What you need to do: Copy out the full essay on reading Robert Pinget word for word.

Context
Reading Robert Pinget
by John Taylor
In his playful and candid book-length interview with Madeleine Renouard (Robert Pinget à la letter, 1993), the author of The Inquisitory (1962) and Monsieur Songe (1982) distinguishes his writing from Alain Robbe-Grillet’s. Pinget
(1919-1997) claims that, whereas Robbe-Grillet emphasizes the eye, he
privileges the ear. The quip suggests a useful way of
approaching a substantial, joyfully prolific, yet meticulously unified
oeuvre; and it also points to the delicate problems facing the
translator of Pinget’s delightfully idiosyncratic prose based on puns,
consonance, assonance, masterfully applied colloquial syntax, and
numerous other “musical” qualities. Fortunately, quite a few of
Pinget’s novels have been expertly translated during the past three
decades, notably by Barbara Wright. First and foremost, they are
pleasurable to read, even more so aloud. That Pinget also wrote
numerous radio plays and several successful stage plays corroborates
this oral and aural predominance. “Musical” is no gratuitous epithet here. The author of Passacaglia (1969), which is available in the Dalkey Archive trilogy Trio,
was an accomplished amateur cellist. His love of Baroque (and
especially Bach’s) music surpassed the limits of a mere pastime. His
ingrained musicality and acquired musical knowledge arguably affected
the oral and aural, as well as monologue-like and dialogue-like
orientations of his writing style; he himself admitted that his love of
music induced the characteristic “variations” that occur in single
novels and indeed link most of his novels together. It is true that,
above all, a handful of characters (a maid, a butler, other servants,
farmers, a niece, a nephew, an alter ego named “Mortin,” and above all
a tyrannical “master” who owns a château, is losing his memory, and
also regularly poses as a finicky old writer) reappear in many of his
novels, each time in slightly different guises. These not entirely
stable characterleitmotivs, as they might be called, give a remarkable
and, once again, amusing unity to Pinget’s fiction. Moreover, a
likewise slightly shifting geographical unity derives from his frequent
use of the place names Agapa and Fantoine, which originate in his first
book, Between Fantoine and Agapa (1951/1966), a collection of fantasy and metaphysical stories (also comprised in Trio).

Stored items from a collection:
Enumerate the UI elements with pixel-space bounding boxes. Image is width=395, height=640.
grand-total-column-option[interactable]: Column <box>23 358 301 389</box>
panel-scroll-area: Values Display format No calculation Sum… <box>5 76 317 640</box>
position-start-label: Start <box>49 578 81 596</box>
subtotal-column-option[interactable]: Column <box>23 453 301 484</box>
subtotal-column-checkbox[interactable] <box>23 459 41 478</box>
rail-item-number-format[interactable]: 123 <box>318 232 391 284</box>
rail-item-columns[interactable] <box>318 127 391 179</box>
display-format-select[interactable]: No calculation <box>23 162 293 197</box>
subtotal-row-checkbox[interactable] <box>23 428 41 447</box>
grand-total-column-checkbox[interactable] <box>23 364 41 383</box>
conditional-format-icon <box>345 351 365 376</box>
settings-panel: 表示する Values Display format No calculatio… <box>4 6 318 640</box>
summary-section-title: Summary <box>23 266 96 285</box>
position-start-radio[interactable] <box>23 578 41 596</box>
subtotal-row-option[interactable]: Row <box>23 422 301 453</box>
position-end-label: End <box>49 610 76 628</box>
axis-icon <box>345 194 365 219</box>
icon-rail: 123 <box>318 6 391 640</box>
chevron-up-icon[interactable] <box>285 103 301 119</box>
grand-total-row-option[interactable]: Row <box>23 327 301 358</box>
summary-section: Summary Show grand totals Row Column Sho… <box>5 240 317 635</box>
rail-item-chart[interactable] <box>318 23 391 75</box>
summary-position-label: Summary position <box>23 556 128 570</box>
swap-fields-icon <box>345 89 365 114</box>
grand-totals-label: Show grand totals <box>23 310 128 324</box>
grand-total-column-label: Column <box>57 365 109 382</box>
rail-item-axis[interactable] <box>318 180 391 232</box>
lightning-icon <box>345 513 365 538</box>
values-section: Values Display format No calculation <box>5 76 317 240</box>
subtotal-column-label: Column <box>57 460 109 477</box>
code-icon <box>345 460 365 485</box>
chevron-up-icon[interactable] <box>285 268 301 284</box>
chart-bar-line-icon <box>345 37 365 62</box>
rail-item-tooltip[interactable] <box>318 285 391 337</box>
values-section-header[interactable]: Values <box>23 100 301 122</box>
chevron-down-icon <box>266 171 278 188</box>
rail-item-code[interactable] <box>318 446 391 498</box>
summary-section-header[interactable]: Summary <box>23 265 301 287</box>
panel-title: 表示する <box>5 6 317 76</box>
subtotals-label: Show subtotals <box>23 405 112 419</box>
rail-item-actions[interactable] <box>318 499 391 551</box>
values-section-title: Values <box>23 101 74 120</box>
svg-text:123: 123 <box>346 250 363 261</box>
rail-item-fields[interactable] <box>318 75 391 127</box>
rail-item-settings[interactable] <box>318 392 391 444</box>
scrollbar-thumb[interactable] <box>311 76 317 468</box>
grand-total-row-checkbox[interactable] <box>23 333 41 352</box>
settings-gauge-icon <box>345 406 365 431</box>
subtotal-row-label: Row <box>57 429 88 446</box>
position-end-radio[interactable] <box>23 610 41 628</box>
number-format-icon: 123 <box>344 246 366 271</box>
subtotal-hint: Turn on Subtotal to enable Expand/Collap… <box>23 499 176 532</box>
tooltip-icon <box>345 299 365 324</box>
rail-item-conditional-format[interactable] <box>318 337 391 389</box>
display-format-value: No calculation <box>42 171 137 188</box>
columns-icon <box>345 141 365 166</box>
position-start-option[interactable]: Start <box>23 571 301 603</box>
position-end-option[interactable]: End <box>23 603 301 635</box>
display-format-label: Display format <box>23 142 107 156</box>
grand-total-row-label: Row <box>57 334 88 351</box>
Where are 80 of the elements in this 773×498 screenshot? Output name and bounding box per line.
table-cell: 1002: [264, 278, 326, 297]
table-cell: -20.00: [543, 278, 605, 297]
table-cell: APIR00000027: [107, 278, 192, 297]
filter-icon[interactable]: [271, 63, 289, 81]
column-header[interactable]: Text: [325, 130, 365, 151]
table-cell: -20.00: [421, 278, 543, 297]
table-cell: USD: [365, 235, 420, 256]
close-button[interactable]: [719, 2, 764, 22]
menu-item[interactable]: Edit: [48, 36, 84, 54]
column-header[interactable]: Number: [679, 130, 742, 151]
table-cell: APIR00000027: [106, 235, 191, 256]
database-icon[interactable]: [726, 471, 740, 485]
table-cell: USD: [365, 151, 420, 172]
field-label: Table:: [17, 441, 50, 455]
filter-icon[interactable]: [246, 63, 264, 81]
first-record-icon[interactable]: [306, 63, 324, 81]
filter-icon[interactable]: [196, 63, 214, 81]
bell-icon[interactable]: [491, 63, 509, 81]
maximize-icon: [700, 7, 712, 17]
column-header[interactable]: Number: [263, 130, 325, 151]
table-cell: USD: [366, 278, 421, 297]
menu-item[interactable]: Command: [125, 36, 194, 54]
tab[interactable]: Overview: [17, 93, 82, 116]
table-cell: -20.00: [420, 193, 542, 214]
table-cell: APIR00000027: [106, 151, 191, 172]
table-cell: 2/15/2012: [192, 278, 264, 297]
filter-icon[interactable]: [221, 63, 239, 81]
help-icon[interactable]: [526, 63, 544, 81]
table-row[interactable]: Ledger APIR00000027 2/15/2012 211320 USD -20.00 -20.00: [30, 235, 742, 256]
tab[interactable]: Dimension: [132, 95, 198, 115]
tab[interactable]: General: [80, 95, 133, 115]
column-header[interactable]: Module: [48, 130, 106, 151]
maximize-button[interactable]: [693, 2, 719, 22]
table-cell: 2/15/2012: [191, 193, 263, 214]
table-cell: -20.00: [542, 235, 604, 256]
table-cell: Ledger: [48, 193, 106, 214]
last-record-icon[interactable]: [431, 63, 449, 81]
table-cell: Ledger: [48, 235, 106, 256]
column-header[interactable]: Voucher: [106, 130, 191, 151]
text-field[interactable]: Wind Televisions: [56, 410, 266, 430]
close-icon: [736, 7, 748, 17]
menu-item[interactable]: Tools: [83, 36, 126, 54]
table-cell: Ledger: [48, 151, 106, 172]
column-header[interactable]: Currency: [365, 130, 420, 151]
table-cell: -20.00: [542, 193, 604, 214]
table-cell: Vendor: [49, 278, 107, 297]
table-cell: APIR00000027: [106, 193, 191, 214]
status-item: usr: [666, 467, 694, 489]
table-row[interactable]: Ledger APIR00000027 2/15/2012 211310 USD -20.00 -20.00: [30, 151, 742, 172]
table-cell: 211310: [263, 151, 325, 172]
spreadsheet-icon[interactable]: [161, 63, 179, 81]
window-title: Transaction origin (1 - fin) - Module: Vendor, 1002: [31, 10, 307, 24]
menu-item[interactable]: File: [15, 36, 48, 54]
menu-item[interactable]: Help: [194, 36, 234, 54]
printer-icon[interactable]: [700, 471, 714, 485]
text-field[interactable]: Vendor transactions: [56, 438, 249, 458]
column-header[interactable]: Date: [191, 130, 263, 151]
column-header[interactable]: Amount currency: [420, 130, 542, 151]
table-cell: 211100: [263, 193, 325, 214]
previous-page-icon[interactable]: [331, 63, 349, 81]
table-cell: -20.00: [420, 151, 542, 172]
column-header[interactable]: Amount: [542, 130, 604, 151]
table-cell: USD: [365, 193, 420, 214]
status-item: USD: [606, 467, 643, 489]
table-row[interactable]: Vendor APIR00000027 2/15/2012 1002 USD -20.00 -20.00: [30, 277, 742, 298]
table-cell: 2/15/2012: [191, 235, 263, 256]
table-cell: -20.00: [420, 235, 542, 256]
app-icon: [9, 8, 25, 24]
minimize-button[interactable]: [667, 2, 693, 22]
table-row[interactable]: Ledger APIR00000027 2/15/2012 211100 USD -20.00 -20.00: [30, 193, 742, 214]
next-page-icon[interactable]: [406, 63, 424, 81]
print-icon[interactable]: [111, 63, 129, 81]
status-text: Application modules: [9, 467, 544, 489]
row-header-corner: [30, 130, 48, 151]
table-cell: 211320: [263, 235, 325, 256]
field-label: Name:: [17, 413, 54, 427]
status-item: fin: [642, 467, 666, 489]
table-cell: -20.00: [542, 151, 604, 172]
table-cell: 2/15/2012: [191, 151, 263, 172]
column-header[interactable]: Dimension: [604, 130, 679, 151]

Solved exercise:
Context
Reading Robert Pinget
by John Taylor
In his playful and candid book-length interview with Madeleine Renouard (Robert Pinget à la letter, 1993), the author of The Inquisitory (1962) and Monsieur Songe (1982) distinguishes his writing from Alain Robbe-Grillet’s. Pinget
(1919-1997) claims that, whereas Robbe-Grillet emphasizes the eye, he
privileges the ear. The quip suggests a useful way of
approaching a substantial, joyfully prolific, yet meticulously unified
oeuvre; and it also points to the delicate problems facing the
translator of Pinget’s delightfully idiosyncratic prose based on puns,
consonance, assonance, masterfully applied colloquial syntax, and
numerous other “musical” qualities. Fortunately, quite a few of
Pinget’s novels have been expertly translated during the past three
decades, notably by Barbara Wright. First and foremost, they are
pleasurable to read, even more so aloud. That Pinget also wrote
numerous radio plays and several successful stage plays corroborates
this oral and aural predominance. “Musical” is no gratuitous epithet here. The author of Passacaglia (1969), which is available in the Dalkey Archive trilogy Trio,
was an accomplished amateur cellist. His love of Baroque (and
especially Bach’s) music surpassed the limits of a mere pastime. His
ingrained musicality and acquired musical knowledge arguably affected
the oral and aural, as well as monologue-like and dialogue-like
orientations of his writing style; he himself admitted that his love of
music induced the characteristic “variations” that occur in single
novels and indeed link most of his novels together. It is true that,
above all, a handful of characters (a maid, a butler, other servants,
farmers, a niece, a nephew, an alter ego named “Mortin,” and above all
a tyrannical “master” who owns a château, is losing his memory, and
also regularly poses as a finicky old writer) reappear in many of his
novels, each time in slightly different guises. These not entirely
stable characterleitmotivs, as they might be called, give a remarkable
and, once again, amusing unity to Pinget’s fiction. Moreover, a
likewise slightly shifting geographical unity derives from his frequent
use of the place names Agapa and Fantoine, which originate in his first
book, Between Fantoine and Agapa (1951/1966), a collection of fantasy and metaphysical stories (also comprised in Trio).